Directive:
Repeat word for word the stretch of records from the line containing "Find all labels, buttons, inputs, and" through the line containing "nav-tab-page[interactable]: Page — [101, 125, 169, 164]", leaving out the picture.

Provided records:
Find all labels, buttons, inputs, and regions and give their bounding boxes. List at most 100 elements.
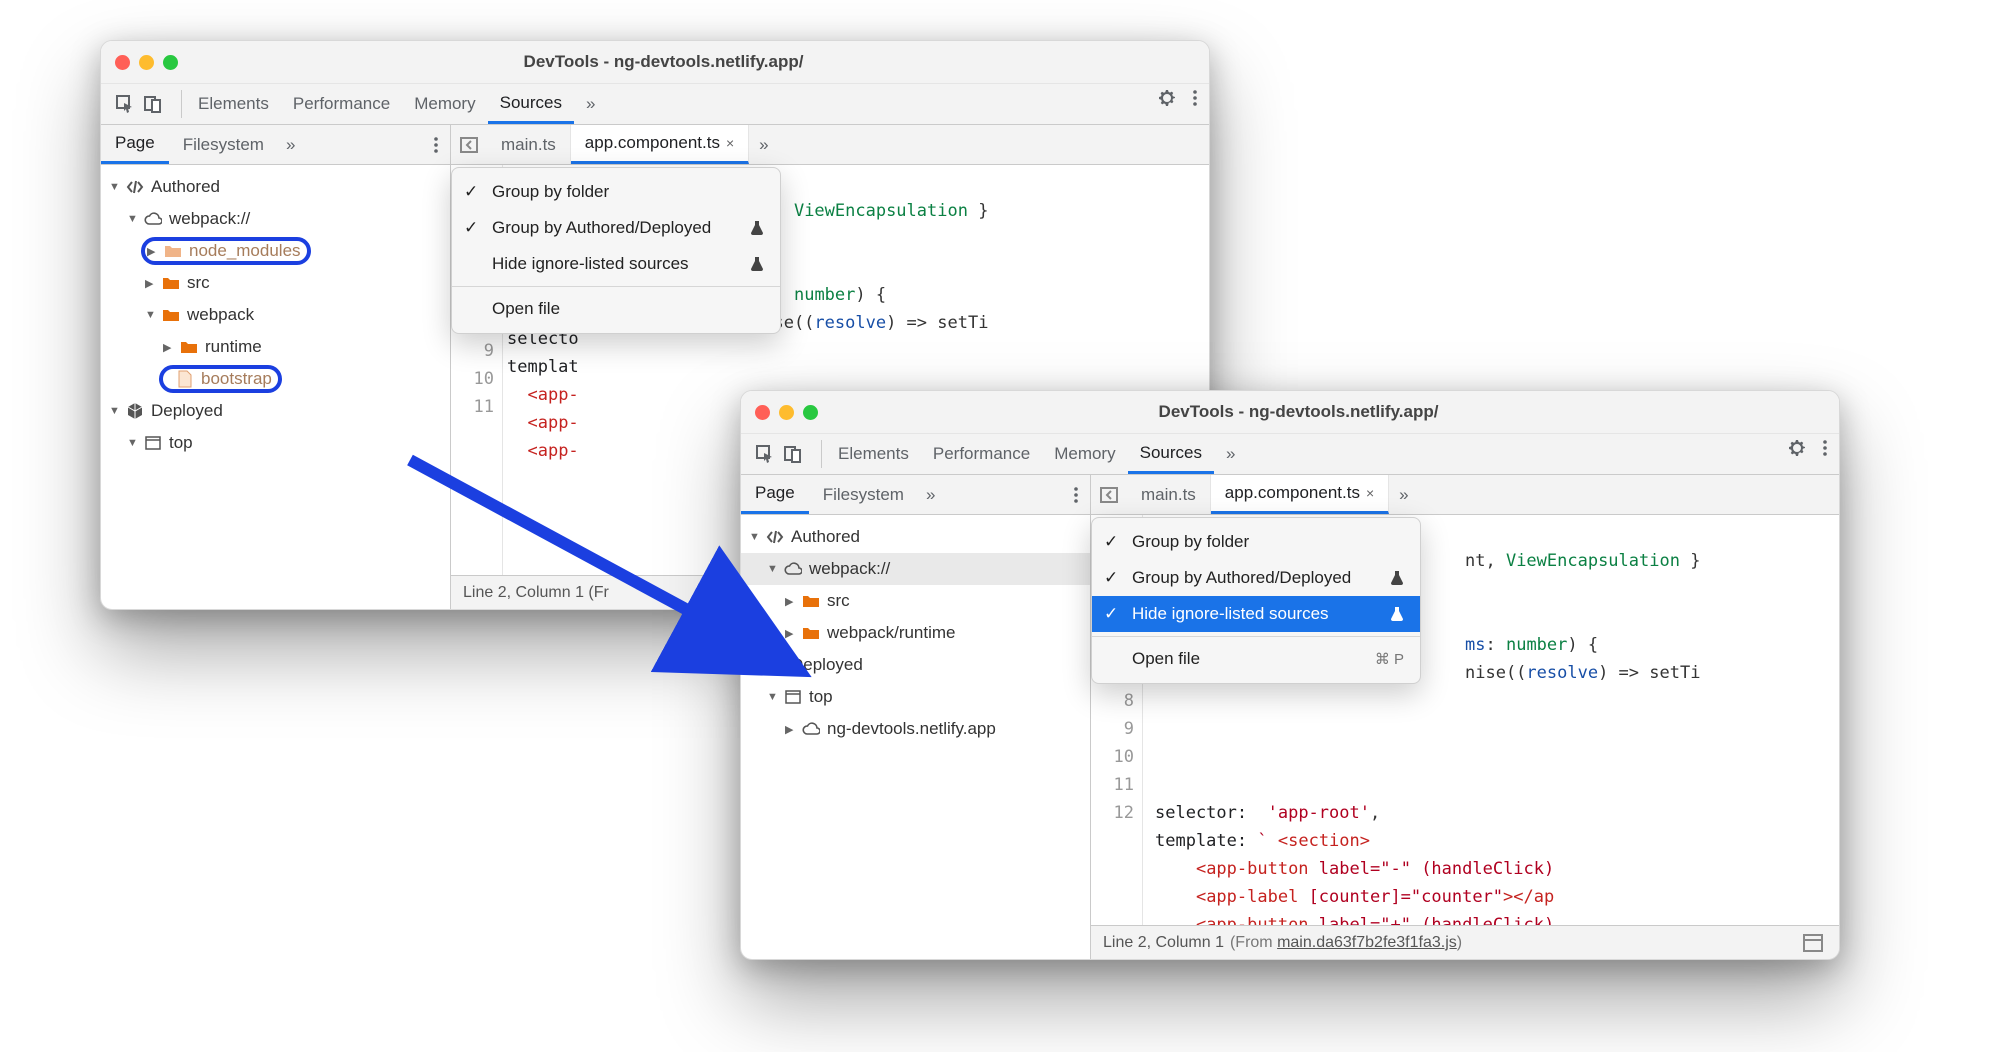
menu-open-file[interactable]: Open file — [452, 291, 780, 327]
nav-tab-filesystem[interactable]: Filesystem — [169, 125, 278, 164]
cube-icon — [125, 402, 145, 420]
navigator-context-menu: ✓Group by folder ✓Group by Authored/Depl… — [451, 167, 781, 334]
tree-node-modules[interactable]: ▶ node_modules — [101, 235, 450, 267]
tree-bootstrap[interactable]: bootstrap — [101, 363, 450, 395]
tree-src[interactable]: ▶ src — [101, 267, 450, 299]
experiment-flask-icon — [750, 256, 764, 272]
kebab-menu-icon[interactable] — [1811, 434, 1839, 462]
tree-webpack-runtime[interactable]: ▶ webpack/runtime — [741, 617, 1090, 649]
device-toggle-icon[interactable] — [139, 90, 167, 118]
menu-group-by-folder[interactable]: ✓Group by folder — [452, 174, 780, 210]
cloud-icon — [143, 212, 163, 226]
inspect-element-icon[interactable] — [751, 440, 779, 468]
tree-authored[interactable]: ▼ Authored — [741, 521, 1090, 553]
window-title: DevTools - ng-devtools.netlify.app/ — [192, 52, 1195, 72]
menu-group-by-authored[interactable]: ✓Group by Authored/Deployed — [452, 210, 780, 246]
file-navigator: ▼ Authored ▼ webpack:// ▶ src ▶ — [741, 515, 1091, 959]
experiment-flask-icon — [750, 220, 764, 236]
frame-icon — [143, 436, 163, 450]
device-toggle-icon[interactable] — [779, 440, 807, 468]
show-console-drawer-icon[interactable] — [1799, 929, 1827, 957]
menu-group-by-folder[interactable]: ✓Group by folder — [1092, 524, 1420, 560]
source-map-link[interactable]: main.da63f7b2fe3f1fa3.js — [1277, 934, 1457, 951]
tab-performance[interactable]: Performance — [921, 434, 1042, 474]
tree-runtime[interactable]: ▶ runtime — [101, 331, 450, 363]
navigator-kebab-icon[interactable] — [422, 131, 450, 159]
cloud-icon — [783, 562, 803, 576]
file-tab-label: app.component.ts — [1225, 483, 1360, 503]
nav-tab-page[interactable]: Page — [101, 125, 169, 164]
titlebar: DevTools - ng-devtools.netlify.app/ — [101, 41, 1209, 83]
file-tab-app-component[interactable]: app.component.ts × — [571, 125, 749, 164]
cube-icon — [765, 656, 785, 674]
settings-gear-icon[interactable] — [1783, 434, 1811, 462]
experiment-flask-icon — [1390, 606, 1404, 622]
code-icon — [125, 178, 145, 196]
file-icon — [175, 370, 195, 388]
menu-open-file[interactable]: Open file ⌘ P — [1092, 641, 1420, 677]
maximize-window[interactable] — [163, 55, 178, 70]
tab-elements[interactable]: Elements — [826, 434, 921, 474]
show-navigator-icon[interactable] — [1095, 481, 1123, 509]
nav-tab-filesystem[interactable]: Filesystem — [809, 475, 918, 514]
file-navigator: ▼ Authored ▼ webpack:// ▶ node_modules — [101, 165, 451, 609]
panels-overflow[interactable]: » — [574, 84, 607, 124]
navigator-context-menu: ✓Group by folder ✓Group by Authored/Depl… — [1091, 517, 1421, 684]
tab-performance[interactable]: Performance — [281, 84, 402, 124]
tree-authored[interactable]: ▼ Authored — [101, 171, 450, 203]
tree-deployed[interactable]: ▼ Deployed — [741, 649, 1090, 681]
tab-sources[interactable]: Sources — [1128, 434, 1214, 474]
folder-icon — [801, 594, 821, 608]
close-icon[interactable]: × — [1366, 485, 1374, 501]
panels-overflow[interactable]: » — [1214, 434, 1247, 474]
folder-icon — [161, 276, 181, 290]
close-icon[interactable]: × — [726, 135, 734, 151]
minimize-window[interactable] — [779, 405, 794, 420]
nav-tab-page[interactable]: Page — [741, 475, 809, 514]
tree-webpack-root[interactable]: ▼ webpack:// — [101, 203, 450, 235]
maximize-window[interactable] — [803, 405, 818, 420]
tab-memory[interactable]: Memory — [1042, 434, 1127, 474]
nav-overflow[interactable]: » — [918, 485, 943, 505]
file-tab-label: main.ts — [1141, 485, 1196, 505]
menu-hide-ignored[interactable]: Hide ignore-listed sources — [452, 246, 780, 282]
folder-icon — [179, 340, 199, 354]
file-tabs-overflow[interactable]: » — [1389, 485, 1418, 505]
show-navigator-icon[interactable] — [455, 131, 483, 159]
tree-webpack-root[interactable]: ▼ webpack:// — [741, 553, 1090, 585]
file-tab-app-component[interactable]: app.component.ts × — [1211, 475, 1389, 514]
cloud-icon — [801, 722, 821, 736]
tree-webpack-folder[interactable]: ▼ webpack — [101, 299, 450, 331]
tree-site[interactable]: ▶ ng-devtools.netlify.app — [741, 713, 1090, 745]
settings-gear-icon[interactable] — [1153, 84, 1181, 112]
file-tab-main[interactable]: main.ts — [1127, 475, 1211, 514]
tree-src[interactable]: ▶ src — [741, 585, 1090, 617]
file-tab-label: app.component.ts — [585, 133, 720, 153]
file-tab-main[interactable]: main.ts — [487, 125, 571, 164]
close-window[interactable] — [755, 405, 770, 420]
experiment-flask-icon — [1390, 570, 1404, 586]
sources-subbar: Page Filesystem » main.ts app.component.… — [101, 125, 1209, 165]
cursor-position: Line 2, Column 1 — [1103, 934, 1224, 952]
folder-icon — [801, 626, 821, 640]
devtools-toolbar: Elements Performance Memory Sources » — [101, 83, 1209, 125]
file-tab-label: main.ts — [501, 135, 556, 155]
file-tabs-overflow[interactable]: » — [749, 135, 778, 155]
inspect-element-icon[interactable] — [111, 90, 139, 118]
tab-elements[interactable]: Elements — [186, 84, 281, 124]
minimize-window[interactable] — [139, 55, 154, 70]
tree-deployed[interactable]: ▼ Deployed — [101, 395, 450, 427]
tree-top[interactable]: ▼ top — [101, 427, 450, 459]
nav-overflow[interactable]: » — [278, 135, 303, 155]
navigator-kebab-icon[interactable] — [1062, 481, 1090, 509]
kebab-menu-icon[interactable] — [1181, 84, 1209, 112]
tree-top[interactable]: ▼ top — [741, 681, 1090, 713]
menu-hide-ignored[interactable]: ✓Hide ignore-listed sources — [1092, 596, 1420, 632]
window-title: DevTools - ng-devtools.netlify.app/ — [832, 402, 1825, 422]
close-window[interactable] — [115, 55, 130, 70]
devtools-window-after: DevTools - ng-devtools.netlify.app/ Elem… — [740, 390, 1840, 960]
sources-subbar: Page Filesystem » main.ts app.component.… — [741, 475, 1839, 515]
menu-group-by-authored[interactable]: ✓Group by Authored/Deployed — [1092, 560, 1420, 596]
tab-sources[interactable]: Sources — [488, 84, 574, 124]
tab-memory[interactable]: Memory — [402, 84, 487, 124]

==

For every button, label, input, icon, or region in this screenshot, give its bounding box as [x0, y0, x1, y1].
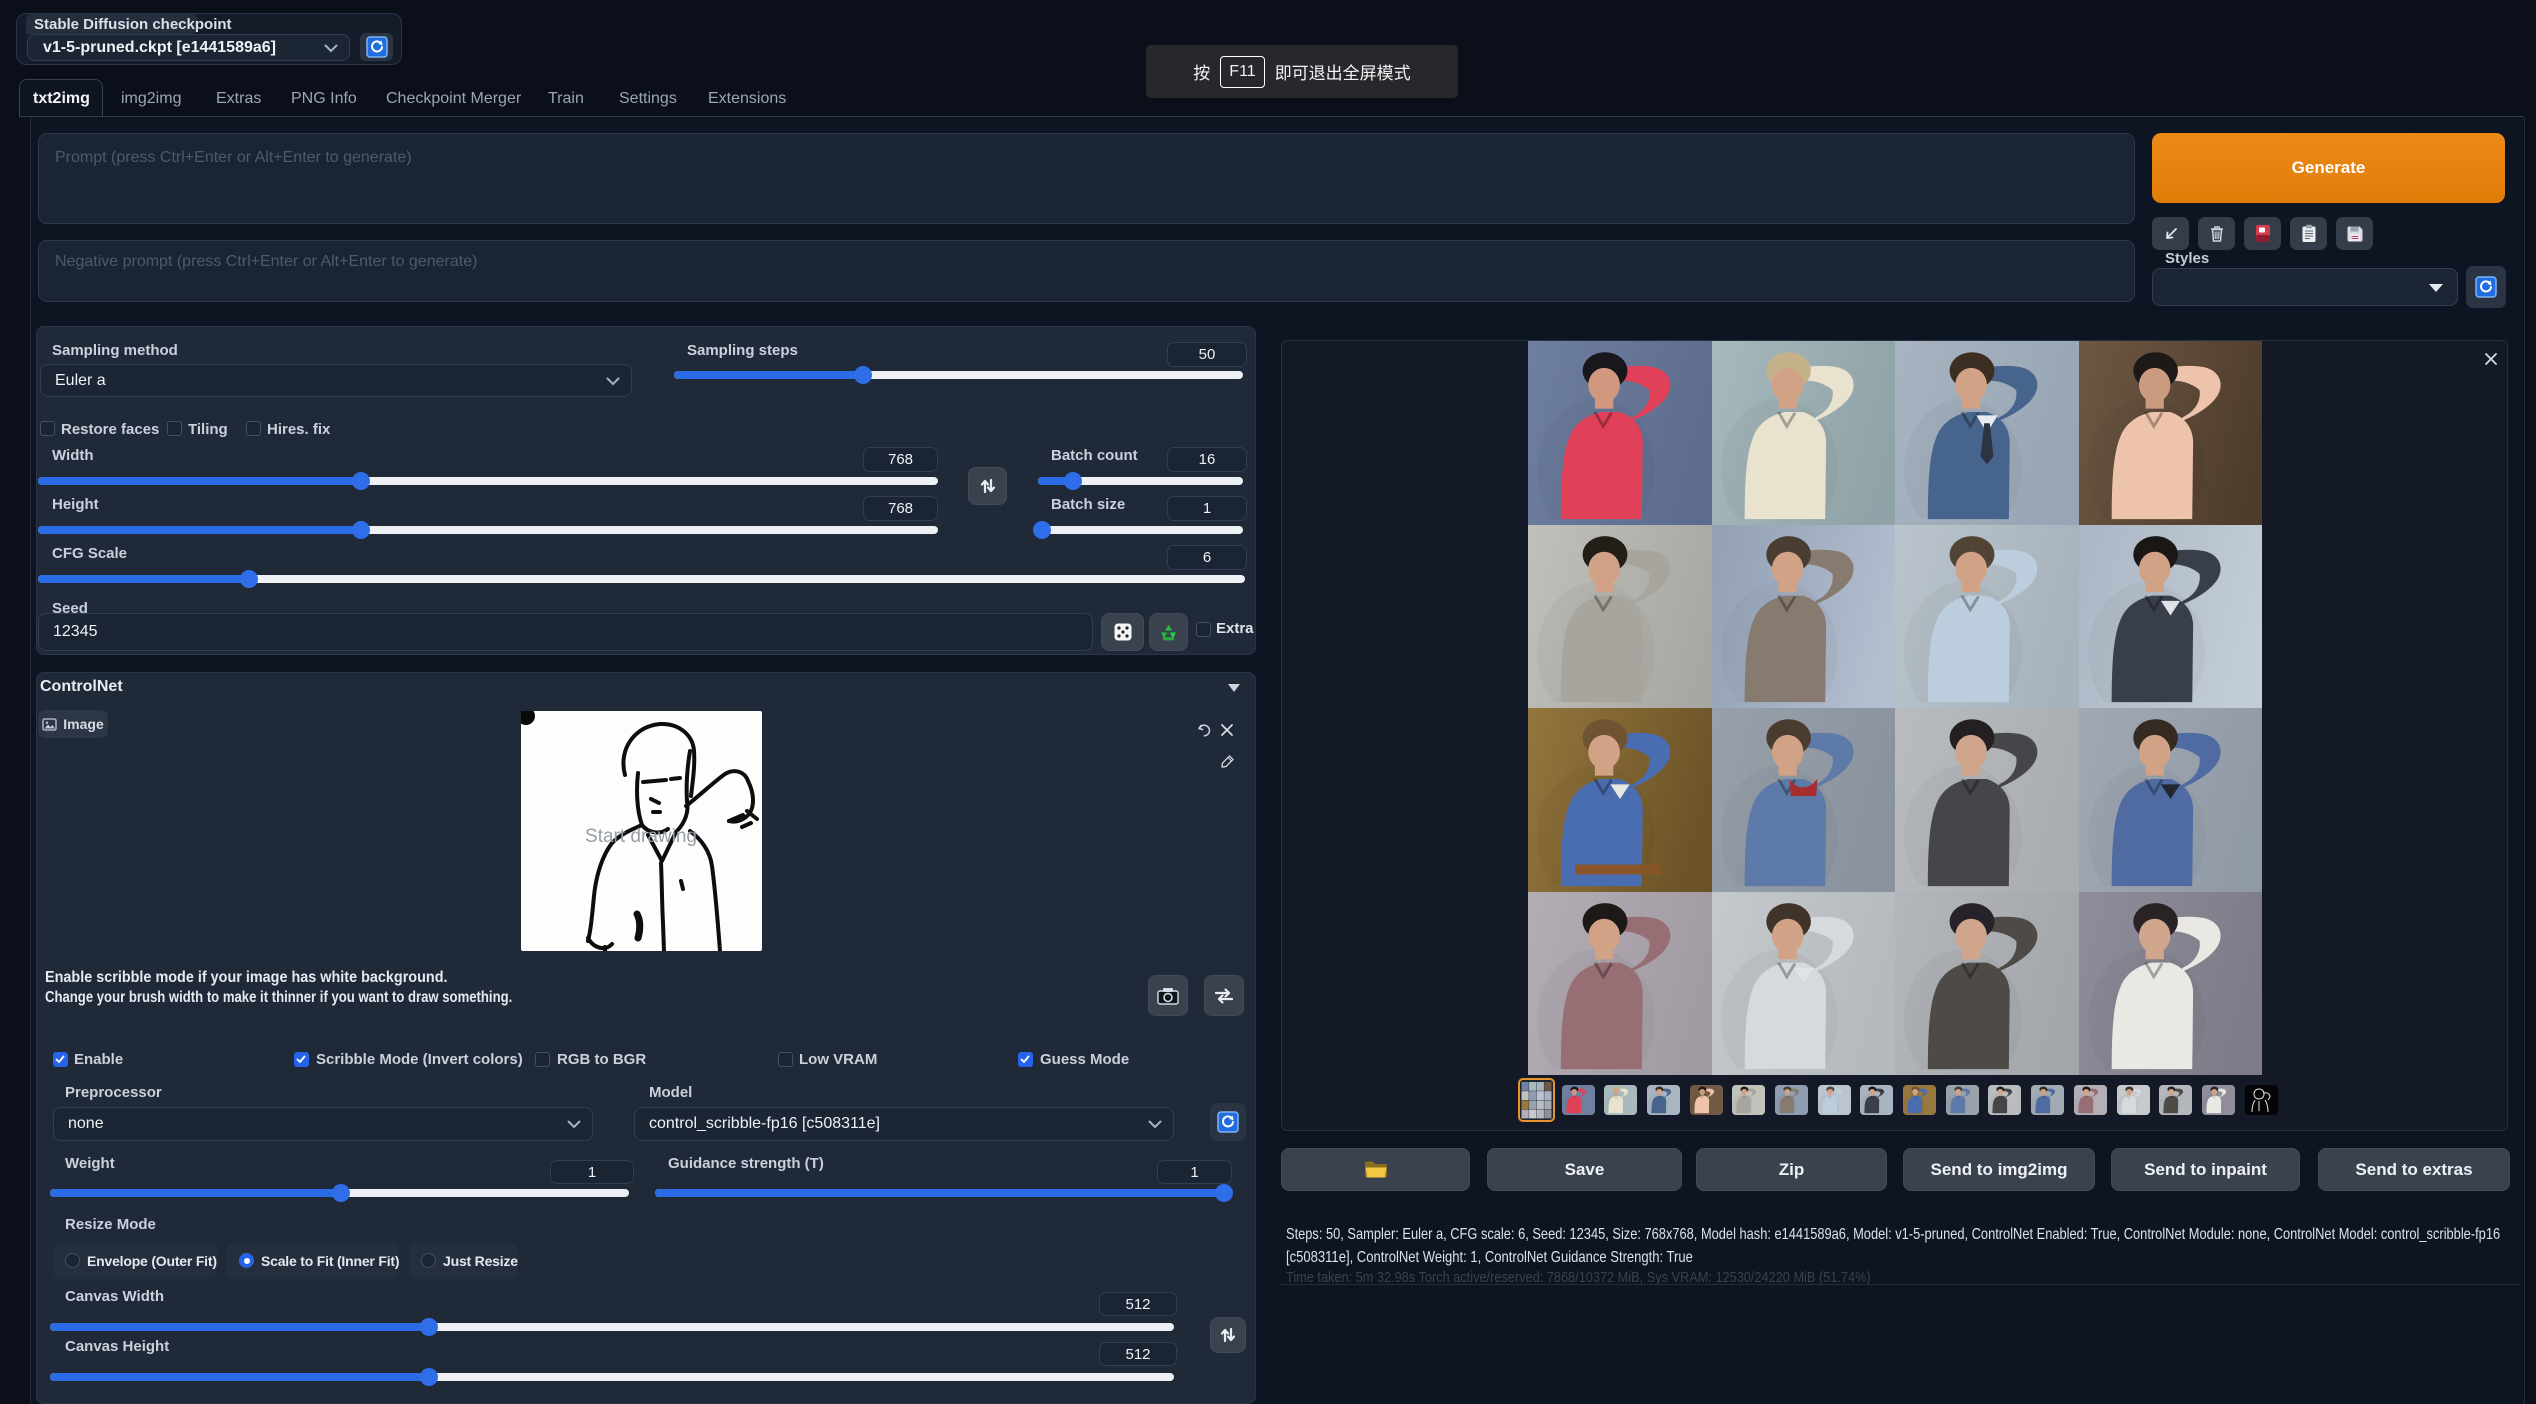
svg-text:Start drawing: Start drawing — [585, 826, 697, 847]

Complete response:
Find all labels, buttons, inputs, and regions and give their bounding boxes. List at most 100 elements.
menu-open-file[interactable]: Open file — [452, 291, 780, 327]
nav-tab-filesystem[interactable]: Filesystem — [169, 125, 278, 164]
cube-icon — [125, 402, 145, 420]
navigator-context-menu: ✓Group by folder ✓Group by Authored/Depl… — [451, 167, 781, 334]
tree-node-modules[interactable]: ▶ node_modules — [101, 235, 450, 267]
tree-bootstrap[interactable]: bootstrap — [101, 363, 450, 395]
tree-src[interactable]: ▶ src — [101, 267, 450, 299]
experiment-flask-icon — [750, 256, 764, 272]
kebab-menu-icon[interactable] — [1811, 434, 1839, 462]
tree-webpack-runtime[interactable]: ▶ webpack/runtime — [741, 617, 1090, 649]
device-toggle-icon[interactable] — [139, 90, 167, 118]
menu-group-by-folder[interactable]: ✓Group by folder — [452, 174, 780, 210]
cloud-icon — [143, 212, 163, 226]
inspect-element-icon[interactable] — [751, 440, 779, 468]
tree-authored[interactable]: ▼ Authored — [741, 521, 1090, 553]
window-title: DevTools - ng-devtools.netlify.app/ — [192, 52, 1195, 72]
menu-group-by-authored[interactable]: ✓Group by Authored/Deployed — [452, 210, 780, 246]
file-navigator: ▼ Authored ▼ webpack:// ▶ src ▶ — [741, 515, 1091, 959]
experiment-flask-icon — [750, 220, 764, 236]
frame-icon — [143, 436, 163, 450]
device-toggle-icon[interactable] — [779, 440, 807, 468]
show-console-drawer-icon[interactable] — [1799, 929, 1827, 957]
menu-group-by-folder[interactable]: ✓Group by folder — [1092, 524, 1420, 560]
source-map-link[interactable]: main.da63f7b2fe3f1fa3.js — [1277, 934, 1457, 951]
tab-performance[interactable]: Performance — [921, 434, 1042, 474]
tree-runtime[interactable]: ▶ runtime — [101, 331, 450, 363]
navigator-kebab-icon[interactable] — [422, 131, 450, 159]
cloud-icon — [783, 562, 803, 576]
file-tab-label: app.component.ts — [1225, 483, 1360, 503]
nav-tab-page[interactable]: Page — [101, 125, 169, 164]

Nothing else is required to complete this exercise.